What the exercise asks
Your task is to transcribe all of the data below exactly, omitting the images.

[Stored data]
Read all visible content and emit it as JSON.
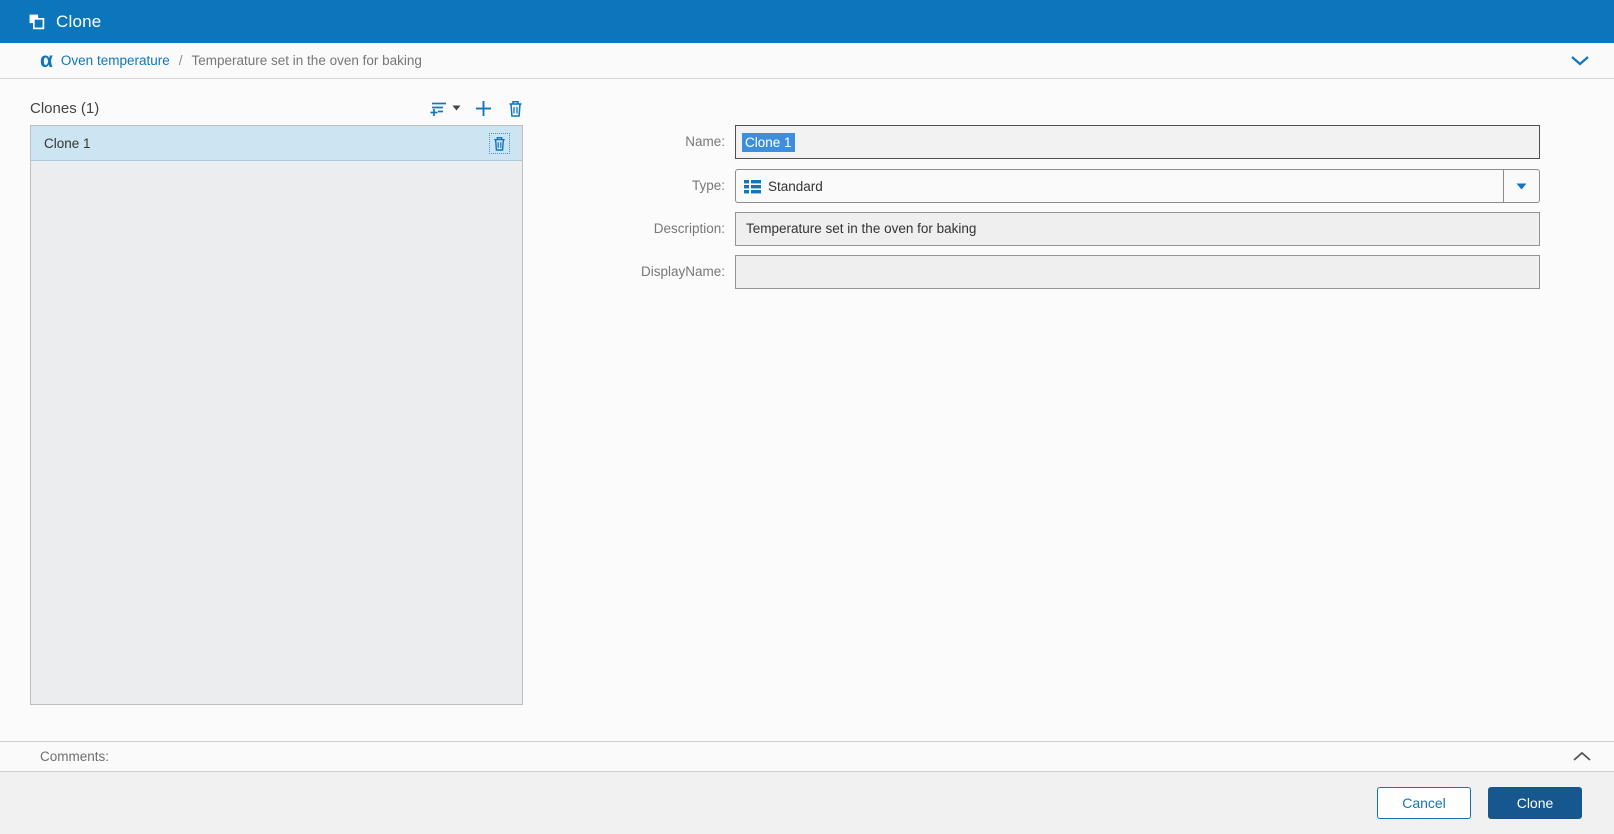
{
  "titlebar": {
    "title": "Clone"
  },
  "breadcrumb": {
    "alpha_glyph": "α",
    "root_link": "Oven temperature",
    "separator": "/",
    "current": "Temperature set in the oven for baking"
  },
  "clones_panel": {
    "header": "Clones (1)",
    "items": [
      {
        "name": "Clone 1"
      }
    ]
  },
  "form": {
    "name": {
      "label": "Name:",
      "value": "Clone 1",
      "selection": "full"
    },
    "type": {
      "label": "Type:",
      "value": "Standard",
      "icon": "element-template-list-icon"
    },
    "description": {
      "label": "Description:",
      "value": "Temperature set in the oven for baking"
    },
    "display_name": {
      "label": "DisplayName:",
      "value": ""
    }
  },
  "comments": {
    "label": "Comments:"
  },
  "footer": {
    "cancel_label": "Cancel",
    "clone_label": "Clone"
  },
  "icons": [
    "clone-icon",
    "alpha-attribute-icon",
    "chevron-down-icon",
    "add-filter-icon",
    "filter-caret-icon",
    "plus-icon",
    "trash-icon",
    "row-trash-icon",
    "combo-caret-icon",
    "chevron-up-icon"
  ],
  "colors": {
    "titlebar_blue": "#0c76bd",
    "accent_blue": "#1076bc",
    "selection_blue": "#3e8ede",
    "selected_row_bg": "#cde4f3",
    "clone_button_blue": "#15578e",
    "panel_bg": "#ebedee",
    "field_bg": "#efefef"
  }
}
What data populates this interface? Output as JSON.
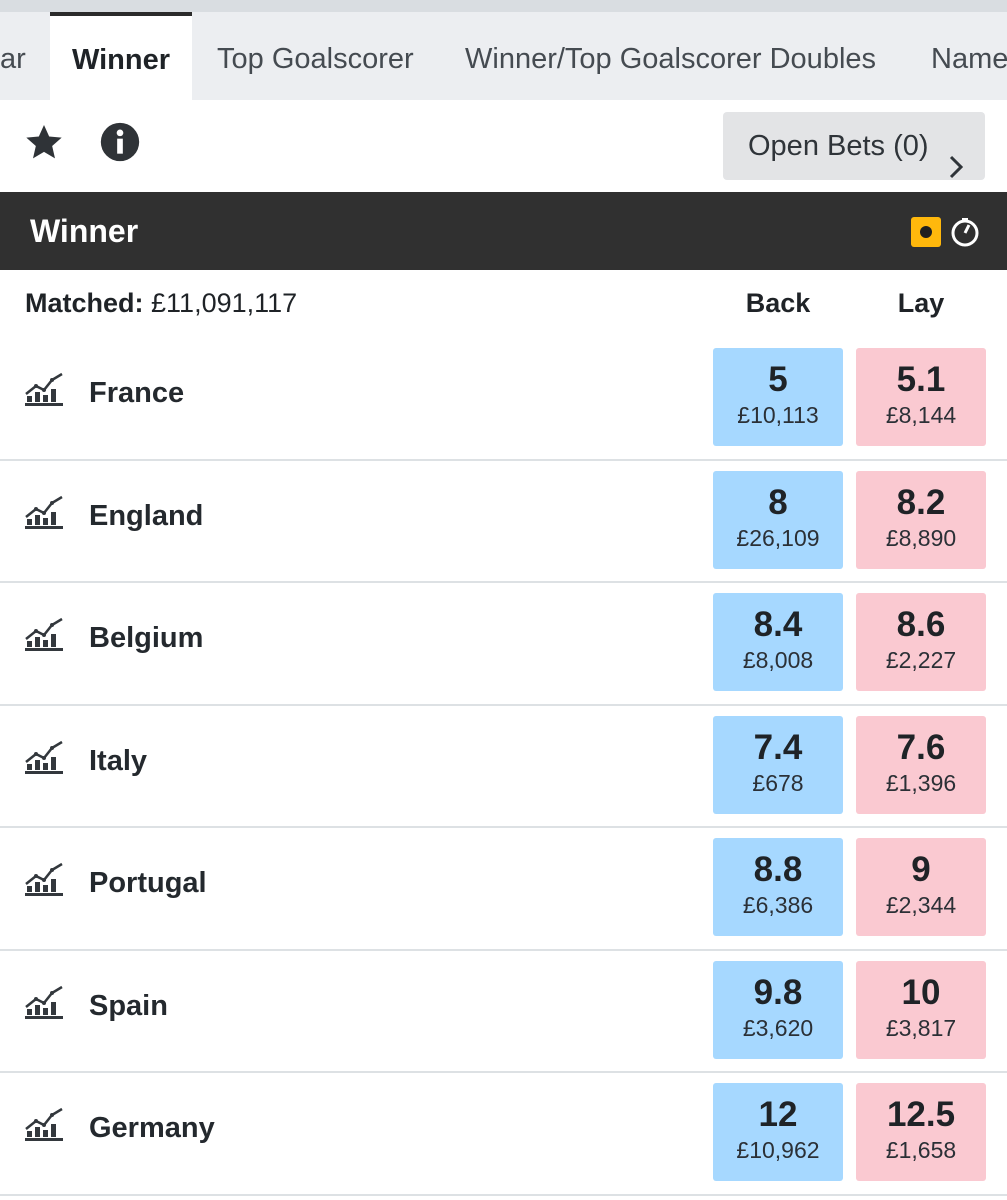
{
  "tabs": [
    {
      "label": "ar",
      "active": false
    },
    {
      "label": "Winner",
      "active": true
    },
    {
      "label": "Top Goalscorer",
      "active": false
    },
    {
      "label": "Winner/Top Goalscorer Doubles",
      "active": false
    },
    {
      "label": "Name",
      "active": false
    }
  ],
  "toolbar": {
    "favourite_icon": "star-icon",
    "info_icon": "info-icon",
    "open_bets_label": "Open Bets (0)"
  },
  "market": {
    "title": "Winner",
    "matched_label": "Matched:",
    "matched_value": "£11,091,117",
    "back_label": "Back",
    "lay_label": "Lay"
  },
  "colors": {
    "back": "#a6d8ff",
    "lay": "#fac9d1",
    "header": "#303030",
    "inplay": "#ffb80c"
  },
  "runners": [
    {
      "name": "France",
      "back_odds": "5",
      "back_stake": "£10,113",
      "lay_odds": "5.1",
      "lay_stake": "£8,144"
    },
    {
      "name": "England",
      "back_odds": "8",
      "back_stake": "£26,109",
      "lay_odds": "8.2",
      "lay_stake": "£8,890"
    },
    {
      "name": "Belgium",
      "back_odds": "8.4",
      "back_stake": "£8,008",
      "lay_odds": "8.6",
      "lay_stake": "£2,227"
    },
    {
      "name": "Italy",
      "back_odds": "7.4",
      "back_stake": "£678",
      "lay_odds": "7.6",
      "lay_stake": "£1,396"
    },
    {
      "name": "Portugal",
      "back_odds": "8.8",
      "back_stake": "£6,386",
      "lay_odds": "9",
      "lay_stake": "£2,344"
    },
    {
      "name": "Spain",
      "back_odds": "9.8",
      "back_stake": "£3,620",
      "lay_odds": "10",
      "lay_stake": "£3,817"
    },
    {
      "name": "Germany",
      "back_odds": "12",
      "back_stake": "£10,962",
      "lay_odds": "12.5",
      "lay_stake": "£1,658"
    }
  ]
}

Reply to the task
Read all visible content and emit it as JSON.
{
  "titlebar": {
    "title": "Clone"
  },
  "breadcrumb": {
    "alpha_glyph": "α",
    "root_link": "Oven temperature",
    "separator": "/",
    "current": "Temperature set in the oven for baking"
  },
  "clones_panel": {
    "header": "Clones (1)",
    "items": [
      {
        "name": "Clone 1"
      }
    ]
  },
  "form": {
    "name": {
      "label": "Name:",
      "value": "Clone 1",
      "selection": "full"
    },
    "type": {
      "label": "Type:",
      "value": "Standard",
      "icon": "element-template-list-icon"
    },
    "description": {
      "label": "Description:",
      "value": "Temperature set in the oven for baking"
    },
    "display_name": {
      "label": "DisplayName:",
      "value": ""
    }
  },
  "comments": {
    "label": "Comments:"
  },
  "footer": {
    "cancel_label": "Cancel",
    "clone_label": "Clone"
  },
  "icons": [
    "clone-icon",
    "alpha-attribute-icon",
    "chevron-down-icon",
    "add-filter-icon",
    "filter-caret-icon",
    "plus-icon",
    "trash-icon",
    "row-trash-icon",
    "combo-caret-icon",
    "chevron-up-icon"
  ],
  "colors": {
    "titlebar_blue": "#0c76bd",
    "accent_blue": "#1076bc",
    "selection_blue": "#3e8ede",
    "selected_row_bg": "#cde4f3",
    "clone_button_blue": "#15578e",
    "panel_bg": "#ebedee",
    "field_bg": "#efefef"
  }
}
What data populates this interface? Output as JSON.
{
  "tabs": [
    {
      "label": "ar",
      "active": false
    },
    {
      "label": "Winner",
      "active": true
    },
    {
      "label": "Top Goalscorer",
      "active": false
    },
    {
      "label": "Winner/Top Goalscorer Doubles",
      "active": false
    },
    {
      "label": "Name",
      "active": false
    }
  ],
  "toolbar": {
    "favourite_icon": "star-icon",
    "info_icon": "info-icon",
    "open_bets_label": "Open Bets (0)"
  },
  "market": {
    "title": "Winner",
    "matched_label": "Matched:",
    "matched_value": "£11,091,117",
    "back_label": "Back",
    "lay_label": "Lay"
  },
  "colors": {
    "back": "#a6d8ff",
    "lay": "#fac9d1",
    "header": "#303030",
    "inplay": "#ffb80c"
  },
  "runners": [
    {
      "name": "France",
      "back_odds": "5",
      "back_stake": "£10,113",
      "lay_odds": "5.1",
      "lay_stake": "£8,144"
    },
    {
      "name": "England",
      "back_odds": "8",
      "back_stake": "£26,109",
      "lay_odds": "8.2",
      "lay_stake": "£8,890"
    },
    {
      "name": "Belgium",
      "back_odds": "8.4",
      "back_stake": "£8,008",
      "lay_odds": "8.6",
      "lay_stake": "£2,227"
    },
    {
      "name": "Italy",
      "back_odds": "7.4",
      "back_stake": "£678",
      "lay_odds": "7.6",
      "lay_stake": "£1,396"
    },
    {
      "name": "Portugal",
      "back_odds": "8.8",
      "back_stake": "£6,386",
      "lay_odds": "9",
      "lay_stake": "£2,344"
    },
    {
      "name": "Spain",
      "back_odds": "9.8",
      "back_stake": "£3,620",
      "lay_odds": "10",
      "lay_stake": "£3,817"
    },
    {
      "name": "Germany",
      "back_odds": "12",
      "back_stake": "£10,962",
      "lay_odds": "12.5",
      "lay_stake": "£1,658"
    }
  ]
}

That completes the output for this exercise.